Prompt:
In how many lines of the data does the word "microliths" appear? Give the number by itself.
☆ ☆ ☆ ☆ ☆ ☆ ☆
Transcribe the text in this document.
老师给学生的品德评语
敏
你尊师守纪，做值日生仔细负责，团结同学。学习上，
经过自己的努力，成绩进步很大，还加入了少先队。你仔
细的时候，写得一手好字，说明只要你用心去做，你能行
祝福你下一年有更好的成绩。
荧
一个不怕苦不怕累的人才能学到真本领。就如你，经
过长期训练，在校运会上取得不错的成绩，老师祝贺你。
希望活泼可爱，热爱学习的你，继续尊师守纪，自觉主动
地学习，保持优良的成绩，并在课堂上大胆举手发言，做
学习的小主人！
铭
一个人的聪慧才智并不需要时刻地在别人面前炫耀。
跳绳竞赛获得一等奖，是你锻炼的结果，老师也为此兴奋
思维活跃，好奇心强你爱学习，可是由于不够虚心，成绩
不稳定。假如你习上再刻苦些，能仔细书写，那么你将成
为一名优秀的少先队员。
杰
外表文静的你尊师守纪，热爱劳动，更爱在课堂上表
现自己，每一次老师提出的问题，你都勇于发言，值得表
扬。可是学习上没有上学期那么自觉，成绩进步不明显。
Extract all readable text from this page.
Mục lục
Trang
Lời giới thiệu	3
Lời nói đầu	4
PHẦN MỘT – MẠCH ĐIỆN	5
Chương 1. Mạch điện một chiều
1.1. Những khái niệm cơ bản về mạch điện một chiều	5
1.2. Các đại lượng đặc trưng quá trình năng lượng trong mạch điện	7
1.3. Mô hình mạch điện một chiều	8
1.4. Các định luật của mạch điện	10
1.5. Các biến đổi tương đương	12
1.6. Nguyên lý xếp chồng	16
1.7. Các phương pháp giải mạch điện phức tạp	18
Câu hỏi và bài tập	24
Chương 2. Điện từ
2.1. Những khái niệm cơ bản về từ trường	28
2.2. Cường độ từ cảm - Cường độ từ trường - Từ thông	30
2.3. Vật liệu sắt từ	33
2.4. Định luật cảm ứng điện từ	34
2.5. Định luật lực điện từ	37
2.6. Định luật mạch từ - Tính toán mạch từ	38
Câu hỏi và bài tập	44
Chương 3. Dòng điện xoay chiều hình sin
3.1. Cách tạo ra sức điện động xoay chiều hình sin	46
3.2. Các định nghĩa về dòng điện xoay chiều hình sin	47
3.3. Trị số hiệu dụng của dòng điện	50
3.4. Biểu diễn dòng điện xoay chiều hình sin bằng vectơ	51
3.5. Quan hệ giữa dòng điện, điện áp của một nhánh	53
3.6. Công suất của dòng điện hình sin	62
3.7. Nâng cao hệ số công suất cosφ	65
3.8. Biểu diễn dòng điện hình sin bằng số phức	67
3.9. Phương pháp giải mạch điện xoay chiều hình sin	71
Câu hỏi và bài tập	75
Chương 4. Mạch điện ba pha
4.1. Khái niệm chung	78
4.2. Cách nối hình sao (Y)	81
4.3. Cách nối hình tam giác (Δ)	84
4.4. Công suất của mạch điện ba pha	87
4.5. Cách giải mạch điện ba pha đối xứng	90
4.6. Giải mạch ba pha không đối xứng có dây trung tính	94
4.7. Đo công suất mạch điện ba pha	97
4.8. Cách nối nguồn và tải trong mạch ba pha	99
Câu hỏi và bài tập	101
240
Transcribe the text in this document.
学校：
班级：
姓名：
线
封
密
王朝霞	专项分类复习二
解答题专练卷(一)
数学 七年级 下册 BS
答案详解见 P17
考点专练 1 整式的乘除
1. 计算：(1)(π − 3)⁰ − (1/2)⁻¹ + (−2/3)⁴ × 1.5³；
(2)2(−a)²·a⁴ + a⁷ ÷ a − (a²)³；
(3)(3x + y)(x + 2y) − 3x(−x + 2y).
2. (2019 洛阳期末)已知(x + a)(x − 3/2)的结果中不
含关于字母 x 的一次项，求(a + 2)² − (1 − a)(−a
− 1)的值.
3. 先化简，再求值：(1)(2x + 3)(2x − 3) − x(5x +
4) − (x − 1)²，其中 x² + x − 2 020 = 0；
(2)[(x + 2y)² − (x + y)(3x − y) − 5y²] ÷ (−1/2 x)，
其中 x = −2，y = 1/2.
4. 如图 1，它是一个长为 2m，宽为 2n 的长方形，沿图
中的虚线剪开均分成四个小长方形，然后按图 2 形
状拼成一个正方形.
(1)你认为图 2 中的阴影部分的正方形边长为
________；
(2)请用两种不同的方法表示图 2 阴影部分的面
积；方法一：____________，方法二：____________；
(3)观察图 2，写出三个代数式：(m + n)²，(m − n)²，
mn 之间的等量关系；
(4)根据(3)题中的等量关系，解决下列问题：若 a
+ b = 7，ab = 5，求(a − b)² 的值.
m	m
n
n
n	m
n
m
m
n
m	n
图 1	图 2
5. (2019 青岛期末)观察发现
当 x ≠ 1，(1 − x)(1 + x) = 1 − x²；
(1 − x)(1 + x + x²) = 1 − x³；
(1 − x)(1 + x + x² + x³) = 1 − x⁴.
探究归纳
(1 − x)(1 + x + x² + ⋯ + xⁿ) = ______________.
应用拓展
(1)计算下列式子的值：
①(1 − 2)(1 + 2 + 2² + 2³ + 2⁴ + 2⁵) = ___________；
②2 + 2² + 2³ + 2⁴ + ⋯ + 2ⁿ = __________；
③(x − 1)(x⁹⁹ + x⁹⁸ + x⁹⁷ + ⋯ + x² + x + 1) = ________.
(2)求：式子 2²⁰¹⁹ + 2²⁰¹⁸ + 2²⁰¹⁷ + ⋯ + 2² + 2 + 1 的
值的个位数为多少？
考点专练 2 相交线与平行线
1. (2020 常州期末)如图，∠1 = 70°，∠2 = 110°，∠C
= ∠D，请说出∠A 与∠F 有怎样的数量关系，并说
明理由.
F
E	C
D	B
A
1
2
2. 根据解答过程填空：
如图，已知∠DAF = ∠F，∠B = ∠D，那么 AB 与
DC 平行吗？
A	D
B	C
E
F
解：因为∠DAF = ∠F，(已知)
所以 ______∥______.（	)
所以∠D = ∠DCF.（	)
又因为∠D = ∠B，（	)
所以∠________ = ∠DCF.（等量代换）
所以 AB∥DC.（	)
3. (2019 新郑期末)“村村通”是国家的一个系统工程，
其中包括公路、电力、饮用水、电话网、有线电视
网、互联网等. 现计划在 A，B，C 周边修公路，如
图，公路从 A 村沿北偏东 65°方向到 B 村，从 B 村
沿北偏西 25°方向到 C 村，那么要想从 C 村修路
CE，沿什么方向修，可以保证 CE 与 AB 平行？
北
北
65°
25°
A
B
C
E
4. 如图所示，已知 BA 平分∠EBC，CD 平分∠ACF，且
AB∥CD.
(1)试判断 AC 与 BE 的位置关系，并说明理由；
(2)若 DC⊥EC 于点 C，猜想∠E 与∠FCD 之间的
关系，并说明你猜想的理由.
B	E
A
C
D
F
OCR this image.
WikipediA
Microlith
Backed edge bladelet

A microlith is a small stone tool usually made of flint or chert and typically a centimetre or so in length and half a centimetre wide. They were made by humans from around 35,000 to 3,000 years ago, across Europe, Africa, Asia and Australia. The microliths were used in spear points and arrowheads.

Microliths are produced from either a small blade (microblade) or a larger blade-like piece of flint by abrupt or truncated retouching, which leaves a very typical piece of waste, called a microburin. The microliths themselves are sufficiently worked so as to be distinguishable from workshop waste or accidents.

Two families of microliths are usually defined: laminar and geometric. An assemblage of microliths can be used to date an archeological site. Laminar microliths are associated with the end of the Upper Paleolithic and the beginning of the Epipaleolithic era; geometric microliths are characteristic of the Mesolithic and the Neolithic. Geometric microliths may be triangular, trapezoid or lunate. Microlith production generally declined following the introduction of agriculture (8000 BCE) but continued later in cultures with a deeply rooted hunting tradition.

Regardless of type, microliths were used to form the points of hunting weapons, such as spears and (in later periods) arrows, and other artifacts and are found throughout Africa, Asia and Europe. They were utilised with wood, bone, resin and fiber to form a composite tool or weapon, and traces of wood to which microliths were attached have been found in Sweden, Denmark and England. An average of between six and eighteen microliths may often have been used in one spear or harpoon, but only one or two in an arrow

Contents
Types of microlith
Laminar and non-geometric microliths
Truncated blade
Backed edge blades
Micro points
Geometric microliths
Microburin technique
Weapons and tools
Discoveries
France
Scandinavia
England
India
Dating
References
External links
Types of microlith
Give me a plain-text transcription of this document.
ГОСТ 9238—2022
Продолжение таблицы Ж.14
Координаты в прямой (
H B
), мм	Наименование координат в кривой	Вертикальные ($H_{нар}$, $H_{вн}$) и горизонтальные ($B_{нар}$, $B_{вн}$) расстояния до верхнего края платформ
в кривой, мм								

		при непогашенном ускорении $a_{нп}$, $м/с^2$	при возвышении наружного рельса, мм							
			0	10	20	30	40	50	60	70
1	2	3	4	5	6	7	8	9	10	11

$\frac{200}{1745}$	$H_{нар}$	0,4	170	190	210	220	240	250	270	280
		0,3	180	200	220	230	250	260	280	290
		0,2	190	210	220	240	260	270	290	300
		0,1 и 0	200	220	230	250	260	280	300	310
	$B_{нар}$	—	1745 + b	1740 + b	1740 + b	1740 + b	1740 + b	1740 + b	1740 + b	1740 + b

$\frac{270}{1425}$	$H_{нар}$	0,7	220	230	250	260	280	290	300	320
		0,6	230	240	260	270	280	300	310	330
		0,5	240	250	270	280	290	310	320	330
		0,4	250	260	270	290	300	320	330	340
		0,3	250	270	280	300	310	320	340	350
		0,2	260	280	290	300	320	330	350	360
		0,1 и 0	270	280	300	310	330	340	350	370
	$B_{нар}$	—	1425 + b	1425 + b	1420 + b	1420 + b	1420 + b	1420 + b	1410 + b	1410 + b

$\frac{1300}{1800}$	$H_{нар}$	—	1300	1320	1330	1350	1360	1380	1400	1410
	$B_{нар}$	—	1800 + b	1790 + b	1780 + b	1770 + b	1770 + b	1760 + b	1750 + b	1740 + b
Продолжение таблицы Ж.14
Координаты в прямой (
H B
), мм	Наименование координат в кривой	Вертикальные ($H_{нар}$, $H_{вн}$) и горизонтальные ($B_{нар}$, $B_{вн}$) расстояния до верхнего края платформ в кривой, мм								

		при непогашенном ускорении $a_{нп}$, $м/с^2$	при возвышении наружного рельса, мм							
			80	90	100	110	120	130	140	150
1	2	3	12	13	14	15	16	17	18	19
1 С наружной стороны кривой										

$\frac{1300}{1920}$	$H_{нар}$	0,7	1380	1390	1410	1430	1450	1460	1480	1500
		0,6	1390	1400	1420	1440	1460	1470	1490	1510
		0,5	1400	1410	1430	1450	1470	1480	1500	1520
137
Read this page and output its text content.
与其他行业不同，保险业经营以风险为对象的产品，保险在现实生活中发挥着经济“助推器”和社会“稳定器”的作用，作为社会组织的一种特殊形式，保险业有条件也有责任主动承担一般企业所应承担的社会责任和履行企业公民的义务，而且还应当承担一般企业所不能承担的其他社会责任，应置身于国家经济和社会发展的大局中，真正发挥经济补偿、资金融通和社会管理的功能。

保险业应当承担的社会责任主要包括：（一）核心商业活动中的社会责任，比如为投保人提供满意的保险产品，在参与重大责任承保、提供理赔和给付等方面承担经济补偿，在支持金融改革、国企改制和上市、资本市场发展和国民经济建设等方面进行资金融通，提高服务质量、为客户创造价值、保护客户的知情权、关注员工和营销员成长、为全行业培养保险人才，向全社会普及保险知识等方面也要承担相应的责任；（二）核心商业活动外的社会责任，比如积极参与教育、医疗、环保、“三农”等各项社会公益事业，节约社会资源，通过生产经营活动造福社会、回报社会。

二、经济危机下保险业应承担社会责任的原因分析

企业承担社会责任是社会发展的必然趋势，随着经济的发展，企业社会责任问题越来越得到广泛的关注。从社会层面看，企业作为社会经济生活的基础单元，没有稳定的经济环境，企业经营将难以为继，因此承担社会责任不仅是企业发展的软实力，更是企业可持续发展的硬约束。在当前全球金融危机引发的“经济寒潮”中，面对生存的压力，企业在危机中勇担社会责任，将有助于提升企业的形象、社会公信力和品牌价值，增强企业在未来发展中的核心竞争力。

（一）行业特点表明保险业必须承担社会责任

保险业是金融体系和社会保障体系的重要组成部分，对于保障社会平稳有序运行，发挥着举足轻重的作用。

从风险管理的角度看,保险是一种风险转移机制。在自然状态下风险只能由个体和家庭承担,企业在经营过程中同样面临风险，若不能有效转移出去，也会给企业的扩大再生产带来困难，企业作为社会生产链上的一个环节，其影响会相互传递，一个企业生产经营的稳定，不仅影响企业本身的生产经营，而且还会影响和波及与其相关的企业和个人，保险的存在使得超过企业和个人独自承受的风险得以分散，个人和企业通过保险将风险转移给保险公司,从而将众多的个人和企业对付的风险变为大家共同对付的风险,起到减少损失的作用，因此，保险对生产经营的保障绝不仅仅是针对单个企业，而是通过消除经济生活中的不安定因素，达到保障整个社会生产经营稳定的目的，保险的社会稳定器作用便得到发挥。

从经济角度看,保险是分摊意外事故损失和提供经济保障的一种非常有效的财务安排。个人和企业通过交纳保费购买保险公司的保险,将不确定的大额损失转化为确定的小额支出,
☆ ☆ ☆ ☆ ☆ ☆ ☆
Task output:
6